## begin Record extracts

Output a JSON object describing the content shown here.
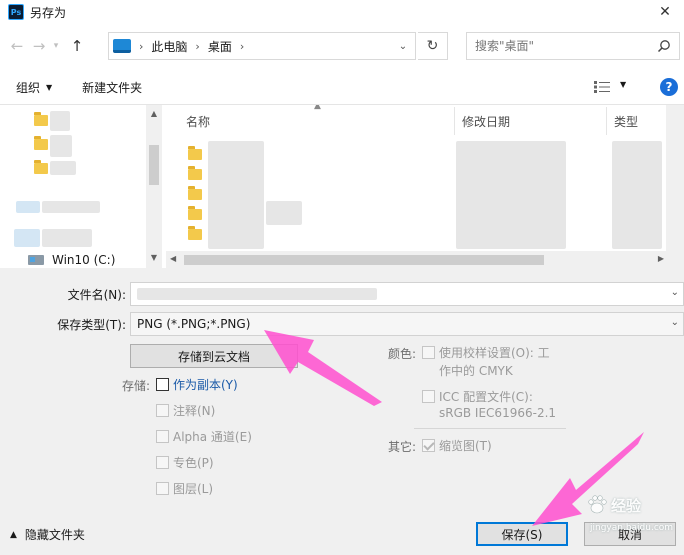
{
  "window": {
    "title": "另存为",
    "app_icon": "Ps"
  },
  "address_bar": {
    "crumbs": [
      "此电脑",
      "桌面"
    ],
    "search_placeholder": "搜索\"桌面\""
  },
  "toolbar": {
    "organize_label": "组织",
    "new_folder_label": "新建文件夹"
  },
  "nav_pane": {
    "drive_label": "Win10 (C:)"
  },
  "file_list": {
    "columns": [
      "名称",
      "修改日期",
      "类型"
    ]
  },
  "fields": {
    "filename_label": "文件名(N):",
    "filetype_label": "保存类型(T):",
    "filetype_value": "PNG (*.PNG;*.PNG)"
  },
  "options": {
    "cloud_button": "存储到云文档",
    "save_label": "存储:",
    "as_copy": "作为副本(Y)",
    "notes": "注释(N)",
    "alpha": "Alpha 通道(E)",
    "spot": "专色(P)",
    "layers": "图层(L)",
    "color_label": "颜色:",
    "proof_line1": "使用校样设置(O): 工",
    "proof_line2": "作中的 CMYK",
    "icc_line1": "ICC 配置文件(C):",
    "icc_line2": "sRGB IEC61966-2.1",
    "other_label": "其它:",
    "thumbnail": "缩览图(T)"
  },
  "footer": {
    "hide_folders": "隐藏文件夹",
    "save_button": "保存(S)",
    "cancel_button": "取消"
  },
  "watermark": {
    "brand": "经验",
    "sub": "jingyan.baidu.com"
  },
  "colors": {
    "accent": "#0078d7",
    "annotation": "#ff4fcf",
    "help": "#1a6ed8"
  }
}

## end Record extracts

- **Directive**
Copy out all the records exactly, excluding pictures.

- **Task answer**
Output a JSON object describing the content shown here.
{
  "window": {
    "title": "另存为",
    "app_icon": "Ps"
  },
  "address_bar": {
    "crumbs": [
      "此电脑",
      "桌面"
    ],
    "search_placeholder": "搜索\"桌面\""
  },
  "toolbar": {
    "organize_label": "组织",
    "new_folder_label": "新建文件夹"
  },
  "nav_pane": {
    "drive_label": "Win10 (C:)"
  },
  "file_list": {
    "columns": [
      "名称",
      "修改日期",
      "类型"
    ]
  },
  "fields": {
    "filename_label": "文件名(N):",
    "filetype_label": "保存类型(T):",
    "filetype_value": "PNG (*.PNG;*.PNG)"
  },
  "options": {
    "cloud_button": "存储到云文档",
    "save_label": "存储:",
    "as_copy": "作为副本(Y)",
    "notes": "注释(N)",
    "alpha": "Alpha 通道(E)",
    "spot": "专色(P)",
    "layers": "图层(L)",
    "color_label": "颜色:",
    "proof_line1": "使用校样设置(O): 工",
    "proof_line2": "作中的 CMYK",
    "icc_line1": "ICC 配置文件(C):",
    "icc_line2": "sRGB IEC61966-2.1",
    "other_label": "其它:",
    "thumbnail": "缩览图(T)"
  },
  "footer": {
    "hide_folders": "隐藏文件夹",
    "save_button": "保存(S)",
    "cancel_button": "取消"
  },
  "watermark": {
    "brand": "经验",
    "sub": "jingyan.baidu.com"
  },
  "colors": {
    "accent": "#0078d7",
    "annotation": "#ff4fcf",
    "help": "#1a6ed8"
  }
}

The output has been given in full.